Your instructions: Quote all entries exactly, leaving pictures aside.
** BEGIN Dataset records **
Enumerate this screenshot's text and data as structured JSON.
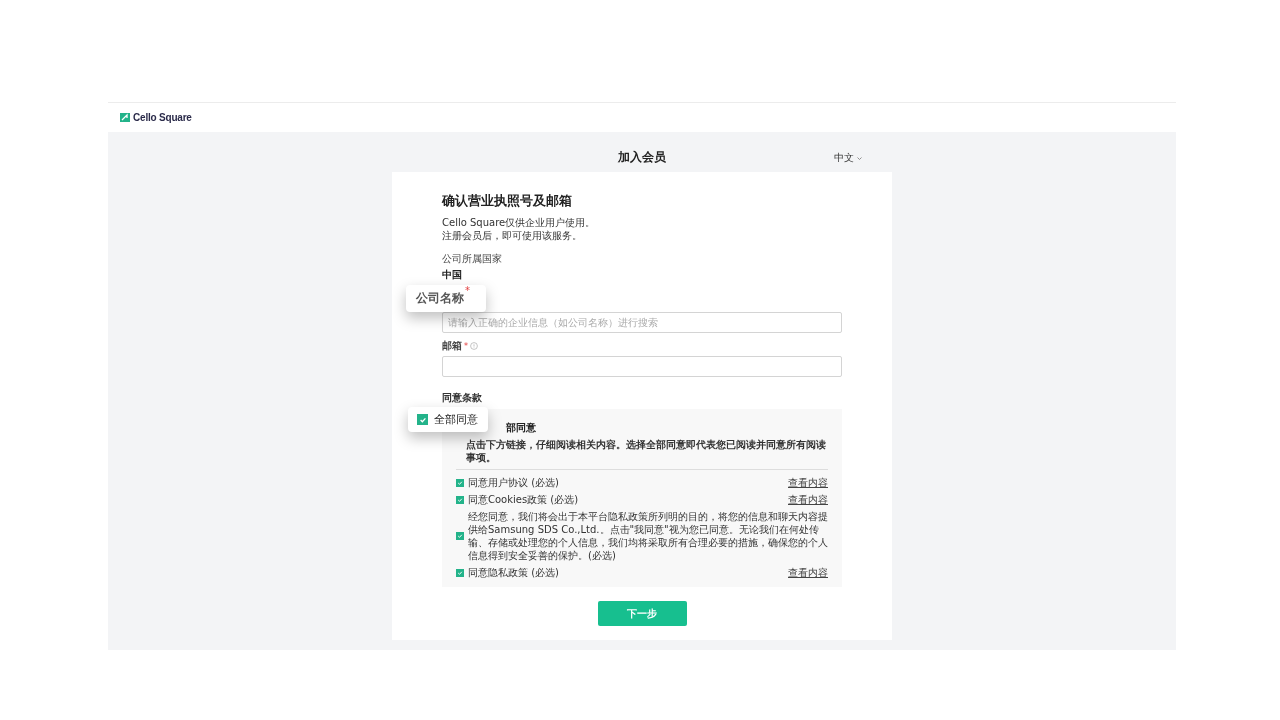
{
  "header": {
    "logo_text": "Cello Square"
  },
  "page": {
    "title": "加入会员",
    "language": "中文"
  },
  "form": {
    "heading": "确认营业执照号及邮箱",
    "intro": [
      "Cello Square仅供企业用户使用。",
      "注册会员后，即可使用该服务。"
    ],
    "country": {
      "label": "公司所属国家",
      "value": "中国"
    },
    "company": {
      "placeholder": "请输入正确的企业信息（如公司名称）进行搜索"
    },
    "email": {
      "label": "邮箱",
      "required_mark": "*"
    },
    "terms_label": "同意条款",
    "all_agree": {
      "label": "部同意",
      "description": "点击下方链接，仔细阅读相关内容。选择全部同意即代表您已阅读并同意所有阅读事项。"
    },
    "terms": [
      {
        "text": "同意用户协议 (必选)",
        "checked": true,
        "link": "查看内容"
      },
      {
        "text": "同意Cookies政策 (必选)",
        "checked": true,
        "link": "查看内容"
      },
      {
        "text": "经您同意，我们将会出于本平台隐私政策所列明的目的，将您的信息和聊天内容提供给Samsung SDS Co.,Ltd.。点击\"我同意\"视为您已同意。无论我们在何处传输、存储或处理您的个人信息，我们均将采取所有合理必要的措施，确保您的个人信息得到安全妥善的保护。(必选)",
        "checked": true
      },
      {
        "text": "同意隐私政策 (必选)",
        "checked": true,
        "link": "查看内容"
      }
    ],
    "next_button": "下一步"
  },
  "callouts": [
    {
      "kind": "label",
      "text": "公司名称",
      "required_mark": "*"
    },
    {
      "kind": "checkbox",
      "text": "全部同意",
      "checked": true
    }
  ]
}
** END Dataset records **
Result below:
Enumerate this screenshot's text and data as structured JSON.
{
  "header": {
    "logo_text": "Cello Square"
  },
  "page": {
    "title": "加入会员",
    "language": "中文"
  },
  "form": {
    "heading": "确认营业执照号及邮箱",
    "intro": [
      "Cello Square仅供企业用户使用。",
      "注册会员后，即可使用该服务。"
    ],
    "country": {
      "label": "公司所属国家",
      "value": "中国"
    },
    "company": {
      "placeholder": "请输入正确的企业信息（如公司名称）进行搜索"
    },
    "email": {
      "label": "邮箱",
      "required_mark": "*"
    },
    "terms_label": "同意条款",
    "all_agree": {
      "label": "部同意",
      "description": "点击下方链接，仔细阅读相关内容。选择全部同意即代表您已阅读并同意所有阅读事项。"
    },
    "terms": [
      {
        "text": "同意用户协议 (必选)",
        "checked": true,
        "link": "查看内容"
      },
      {
        "text": "同意Cookies政策 (必选)",
        "checked": true,
        "link": "查看内容"
      },
      {
        "text": "经您同意，我们将会出于本平台隐私政策所列明的目的，将您的信息和聊天内容提供给Samsung SDS Co.,Ltd.。点击\"我同意\"视为您已同意。无论我们在何处传输、存储或处理您的个人信息，我们均将采取所有合理必要的措施，确保您的个人信息得到安全妥善的保护。(必选)",
        "checked": true
      },
      {
        "text": "同意隐私政策 (必选)",
        "checked": true,
        "link": "查看内容"
      }
    ],
    "next_button": "下一步"
  },
  "callouts": [
    {
      "kind": "label",
      "text": "公司名称",
      "required_mark": "*"
    },
    {
      "kind": "checkbox",
      "text": "全部同意",
      "checked": true
    }
  ]
}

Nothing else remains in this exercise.